**Work required**
From the listing below, extract every line in which the word "samples" appears.
※
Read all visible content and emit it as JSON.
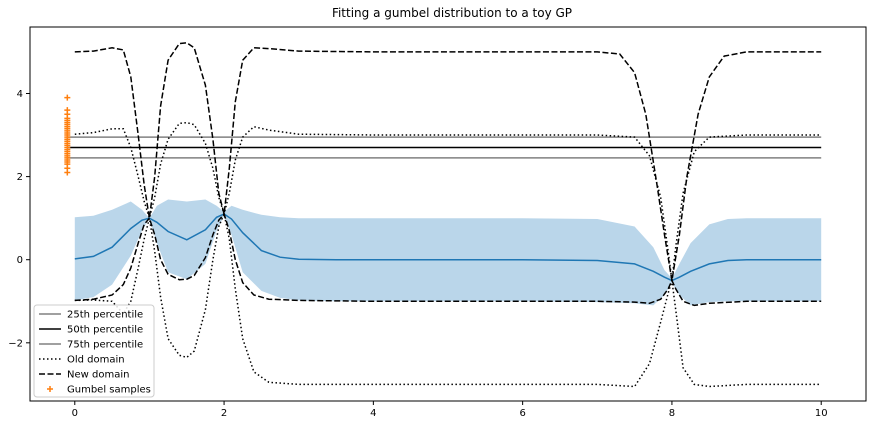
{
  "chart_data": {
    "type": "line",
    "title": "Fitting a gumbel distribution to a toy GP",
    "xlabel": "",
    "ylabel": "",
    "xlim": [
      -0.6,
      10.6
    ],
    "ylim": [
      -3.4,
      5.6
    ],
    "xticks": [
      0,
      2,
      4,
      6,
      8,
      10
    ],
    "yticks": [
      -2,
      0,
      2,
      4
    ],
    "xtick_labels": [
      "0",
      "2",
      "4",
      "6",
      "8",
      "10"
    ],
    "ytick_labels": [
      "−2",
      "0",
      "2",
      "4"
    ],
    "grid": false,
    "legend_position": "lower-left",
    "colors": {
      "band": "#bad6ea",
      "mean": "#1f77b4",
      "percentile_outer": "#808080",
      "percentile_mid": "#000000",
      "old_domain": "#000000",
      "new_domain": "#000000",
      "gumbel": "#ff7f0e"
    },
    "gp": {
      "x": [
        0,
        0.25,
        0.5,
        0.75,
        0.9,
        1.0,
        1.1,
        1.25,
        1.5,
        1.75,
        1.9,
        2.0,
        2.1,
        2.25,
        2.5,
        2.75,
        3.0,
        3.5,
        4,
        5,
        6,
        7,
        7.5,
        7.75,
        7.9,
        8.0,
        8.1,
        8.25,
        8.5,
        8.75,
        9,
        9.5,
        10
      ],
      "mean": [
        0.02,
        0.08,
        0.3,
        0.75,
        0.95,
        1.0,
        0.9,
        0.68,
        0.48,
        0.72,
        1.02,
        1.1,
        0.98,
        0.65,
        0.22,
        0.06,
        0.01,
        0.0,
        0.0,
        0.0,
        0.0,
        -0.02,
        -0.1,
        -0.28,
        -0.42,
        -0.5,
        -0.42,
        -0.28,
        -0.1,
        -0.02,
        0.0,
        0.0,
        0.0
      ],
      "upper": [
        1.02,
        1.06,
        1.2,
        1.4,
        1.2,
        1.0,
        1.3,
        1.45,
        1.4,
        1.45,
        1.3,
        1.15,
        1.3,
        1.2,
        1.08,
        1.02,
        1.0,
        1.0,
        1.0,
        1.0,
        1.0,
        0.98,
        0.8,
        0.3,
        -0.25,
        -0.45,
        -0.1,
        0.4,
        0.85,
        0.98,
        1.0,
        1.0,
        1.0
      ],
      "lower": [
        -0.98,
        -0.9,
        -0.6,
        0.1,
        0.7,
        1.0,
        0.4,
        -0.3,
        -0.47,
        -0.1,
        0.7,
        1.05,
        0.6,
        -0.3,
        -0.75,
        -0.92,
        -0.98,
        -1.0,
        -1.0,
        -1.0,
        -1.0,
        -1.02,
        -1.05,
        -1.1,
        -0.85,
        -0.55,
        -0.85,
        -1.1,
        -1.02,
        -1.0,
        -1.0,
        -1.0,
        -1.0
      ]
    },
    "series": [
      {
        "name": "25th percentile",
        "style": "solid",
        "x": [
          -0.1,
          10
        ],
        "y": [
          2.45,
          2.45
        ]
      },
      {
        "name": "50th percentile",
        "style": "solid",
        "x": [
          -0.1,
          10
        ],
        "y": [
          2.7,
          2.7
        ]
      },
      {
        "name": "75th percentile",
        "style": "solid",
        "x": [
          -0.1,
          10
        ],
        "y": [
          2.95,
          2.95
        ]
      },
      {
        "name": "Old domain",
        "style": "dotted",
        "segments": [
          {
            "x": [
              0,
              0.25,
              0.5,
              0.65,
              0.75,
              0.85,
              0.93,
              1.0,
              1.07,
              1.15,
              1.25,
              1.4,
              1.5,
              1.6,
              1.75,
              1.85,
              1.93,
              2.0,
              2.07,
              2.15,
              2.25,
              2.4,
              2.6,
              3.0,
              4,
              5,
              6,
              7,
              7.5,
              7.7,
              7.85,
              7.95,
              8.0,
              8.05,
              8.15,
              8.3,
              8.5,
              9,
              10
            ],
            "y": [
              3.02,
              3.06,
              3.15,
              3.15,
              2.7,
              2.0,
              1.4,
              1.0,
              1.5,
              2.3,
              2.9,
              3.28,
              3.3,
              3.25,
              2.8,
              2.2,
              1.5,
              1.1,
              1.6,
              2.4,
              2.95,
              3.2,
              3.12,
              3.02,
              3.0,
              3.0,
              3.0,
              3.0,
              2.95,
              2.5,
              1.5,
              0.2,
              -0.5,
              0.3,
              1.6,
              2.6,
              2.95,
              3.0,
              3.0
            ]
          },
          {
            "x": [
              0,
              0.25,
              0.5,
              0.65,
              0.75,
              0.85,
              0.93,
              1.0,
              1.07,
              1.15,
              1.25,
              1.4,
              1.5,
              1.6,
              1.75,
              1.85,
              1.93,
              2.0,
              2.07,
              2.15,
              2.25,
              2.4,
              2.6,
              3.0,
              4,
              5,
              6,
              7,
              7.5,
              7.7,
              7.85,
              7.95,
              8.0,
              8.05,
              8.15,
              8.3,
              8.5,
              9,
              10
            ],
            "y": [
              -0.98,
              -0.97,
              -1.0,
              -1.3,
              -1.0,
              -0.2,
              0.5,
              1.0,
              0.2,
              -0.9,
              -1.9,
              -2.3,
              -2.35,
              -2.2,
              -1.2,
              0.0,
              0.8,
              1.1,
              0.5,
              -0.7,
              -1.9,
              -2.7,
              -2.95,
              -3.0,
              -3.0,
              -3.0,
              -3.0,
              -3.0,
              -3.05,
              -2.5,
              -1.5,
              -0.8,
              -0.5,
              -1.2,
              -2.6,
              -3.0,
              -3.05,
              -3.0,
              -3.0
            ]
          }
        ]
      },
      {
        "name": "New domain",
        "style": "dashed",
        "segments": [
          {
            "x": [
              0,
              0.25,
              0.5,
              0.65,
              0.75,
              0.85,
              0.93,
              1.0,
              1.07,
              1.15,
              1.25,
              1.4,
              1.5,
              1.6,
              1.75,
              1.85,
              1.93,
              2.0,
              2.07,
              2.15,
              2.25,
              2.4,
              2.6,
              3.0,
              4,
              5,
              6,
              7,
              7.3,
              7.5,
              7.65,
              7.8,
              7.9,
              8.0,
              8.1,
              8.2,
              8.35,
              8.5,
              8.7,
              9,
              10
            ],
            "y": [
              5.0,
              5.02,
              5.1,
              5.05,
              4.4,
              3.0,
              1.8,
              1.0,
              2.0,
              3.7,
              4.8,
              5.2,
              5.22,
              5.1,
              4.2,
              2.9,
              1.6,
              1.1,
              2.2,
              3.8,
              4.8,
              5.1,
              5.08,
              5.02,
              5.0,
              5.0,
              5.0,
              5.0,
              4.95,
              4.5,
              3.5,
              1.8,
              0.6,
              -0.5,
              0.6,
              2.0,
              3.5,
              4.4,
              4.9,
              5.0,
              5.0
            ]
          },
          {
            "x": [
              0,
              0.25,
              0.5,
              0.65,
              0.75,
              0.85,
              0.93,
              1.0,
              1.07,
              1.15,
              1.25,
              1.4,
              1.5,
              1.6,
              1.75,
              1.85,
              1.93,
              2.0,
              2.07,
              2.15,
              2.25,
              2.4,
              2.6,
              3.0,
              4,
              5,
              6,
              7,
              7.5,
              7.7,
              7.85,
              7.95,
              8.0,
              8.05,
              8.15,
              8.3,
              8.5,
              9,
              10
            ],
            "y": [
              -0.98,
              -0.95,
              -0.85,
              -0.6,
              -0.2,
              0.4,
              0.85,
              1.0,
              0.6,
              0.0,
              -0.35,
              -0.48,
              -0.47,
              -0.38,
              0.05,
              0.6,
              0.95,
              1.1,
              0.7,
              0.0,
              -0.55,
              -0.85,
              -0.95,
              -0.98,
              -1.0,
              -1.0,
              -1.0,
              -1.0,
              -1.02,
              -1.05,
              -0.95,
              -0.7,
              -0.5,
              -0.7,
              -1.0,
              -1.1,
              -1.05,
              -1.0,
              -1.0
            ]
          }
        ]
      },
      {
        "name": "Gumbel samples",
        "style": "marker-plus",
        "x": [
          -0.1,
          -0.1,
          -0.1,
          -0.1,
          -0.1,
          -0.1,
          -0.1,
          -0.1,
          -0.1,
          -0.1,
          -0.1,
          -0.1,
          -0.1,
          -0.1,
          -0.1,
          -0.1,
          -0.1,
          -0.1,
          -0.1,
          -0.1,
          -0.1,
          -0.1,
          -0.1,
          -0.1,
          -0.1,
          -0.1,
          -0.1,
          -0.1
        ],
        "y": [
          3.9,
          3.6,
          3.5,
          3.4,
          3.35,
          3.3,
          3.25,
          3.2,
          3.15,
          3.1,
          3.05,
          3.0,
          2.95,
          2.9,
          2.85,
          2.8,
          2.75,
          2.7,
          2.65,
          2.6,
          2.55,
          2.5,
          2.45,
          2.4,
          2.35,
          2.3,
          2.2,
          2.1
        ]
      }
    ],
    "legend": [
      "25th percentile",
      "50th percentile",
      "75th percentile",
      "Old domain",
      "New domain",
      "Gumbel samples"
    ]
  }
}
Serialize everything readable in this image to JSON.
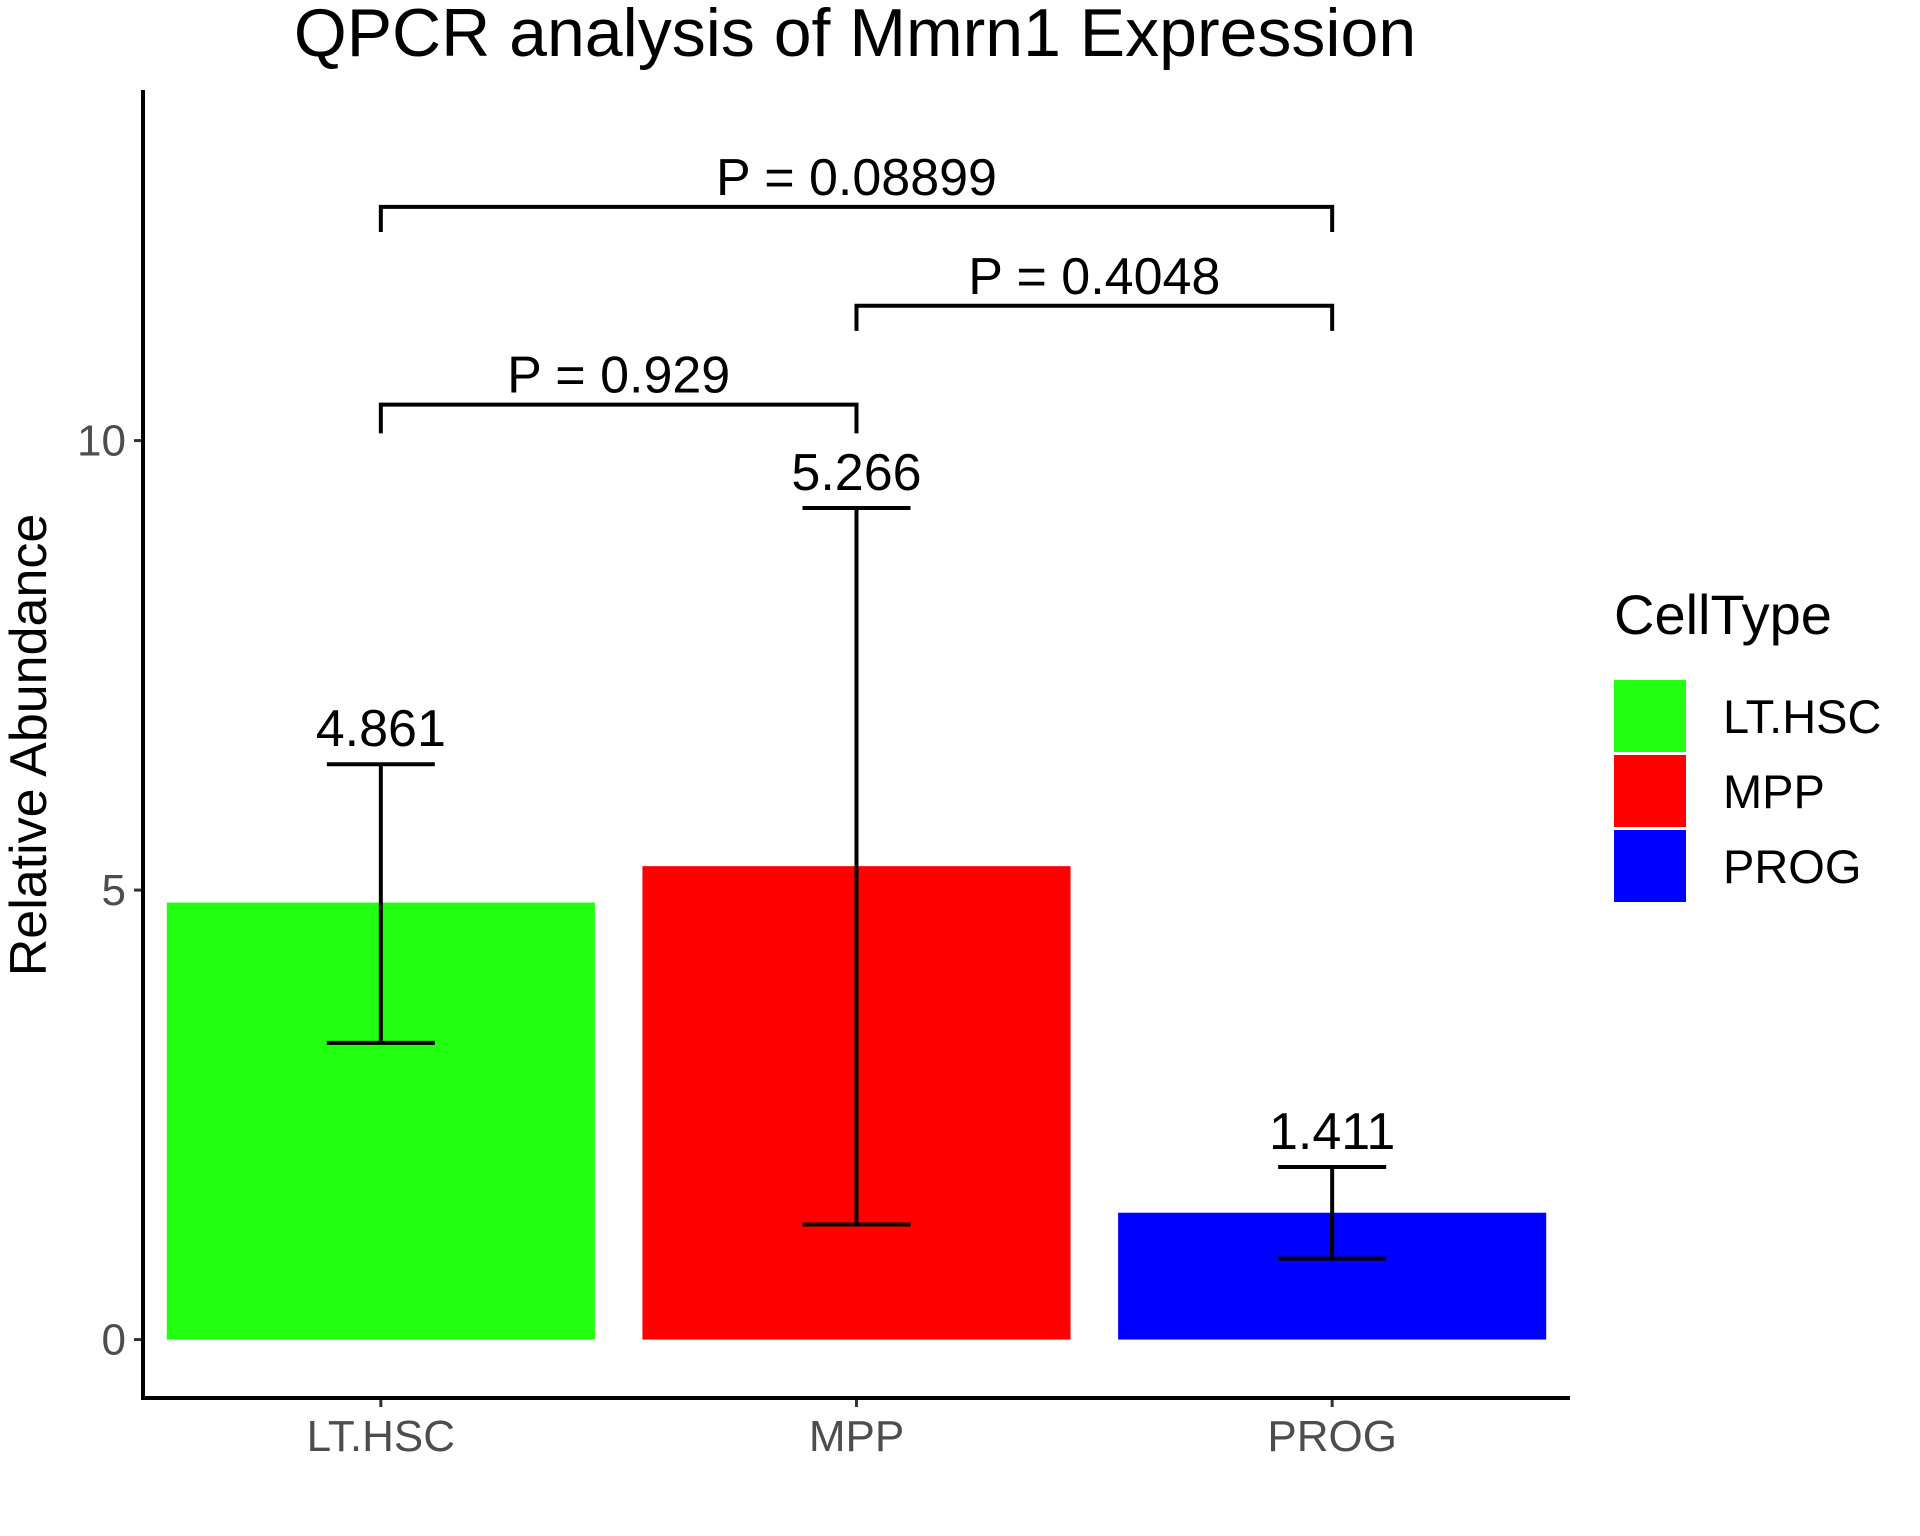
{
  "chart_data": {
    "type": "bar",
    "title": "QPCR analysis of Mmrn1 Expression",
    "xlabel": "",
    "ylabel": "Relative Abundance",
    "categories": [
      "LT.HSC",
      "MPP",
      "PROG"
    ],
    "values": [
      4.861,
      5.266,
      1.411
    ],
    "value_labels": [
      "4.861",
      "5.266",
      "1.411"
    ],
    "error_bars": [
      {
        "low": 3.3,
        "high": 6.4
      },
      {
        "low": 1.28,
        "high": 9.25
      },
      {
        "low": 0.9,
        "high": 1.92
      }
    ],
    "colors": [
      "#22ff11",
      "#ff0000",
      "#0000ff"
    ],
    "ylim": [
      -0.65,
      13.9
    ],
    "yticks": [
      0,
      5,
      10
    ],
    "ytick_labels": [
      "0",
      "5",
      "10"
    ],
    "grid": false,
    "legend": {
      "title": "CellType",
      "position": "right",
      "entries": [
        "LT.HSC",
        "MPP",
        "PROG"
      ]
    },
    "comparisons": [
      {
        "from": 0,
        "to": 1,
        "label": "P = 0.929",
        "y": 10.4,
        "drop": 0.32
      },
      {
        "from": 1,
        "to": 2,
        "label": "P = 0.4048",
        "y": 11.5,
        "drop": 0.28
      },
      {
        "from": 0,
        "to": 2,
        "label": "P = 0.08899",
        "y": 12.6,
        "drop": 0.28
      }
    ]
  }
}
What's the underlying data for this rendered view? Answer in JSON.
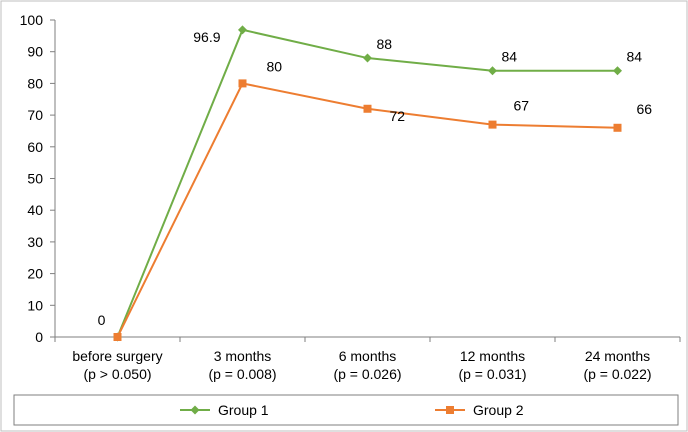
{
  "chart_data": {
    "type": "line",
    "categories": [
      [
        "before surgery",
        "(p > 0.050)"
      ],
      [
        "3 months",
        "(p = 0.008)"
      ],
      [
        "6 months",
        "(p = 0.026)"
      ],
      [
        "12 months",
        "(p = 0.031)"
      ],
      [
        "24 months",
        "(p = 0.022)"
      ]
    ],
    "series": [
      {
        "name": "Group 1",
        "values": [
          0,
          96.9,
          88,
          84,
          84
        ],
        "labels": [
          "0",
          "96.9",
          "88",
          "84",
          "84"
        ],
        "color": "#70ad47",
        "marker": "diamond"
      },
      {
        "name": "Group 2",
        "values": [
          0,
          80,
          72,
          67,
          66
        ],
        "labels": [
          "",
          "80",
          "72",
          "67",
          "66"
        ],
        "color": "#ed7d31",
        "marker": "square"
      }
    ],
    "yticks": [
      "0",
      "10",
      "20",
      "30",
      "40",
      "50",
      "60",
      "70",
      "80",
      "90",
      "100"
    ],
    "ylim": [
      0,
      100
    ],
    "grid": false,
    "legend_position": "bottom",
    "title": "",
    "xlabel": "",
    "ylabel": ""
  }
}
※
**Task answer**
        "name": "Gumbel samples",
      "Gumbel samples"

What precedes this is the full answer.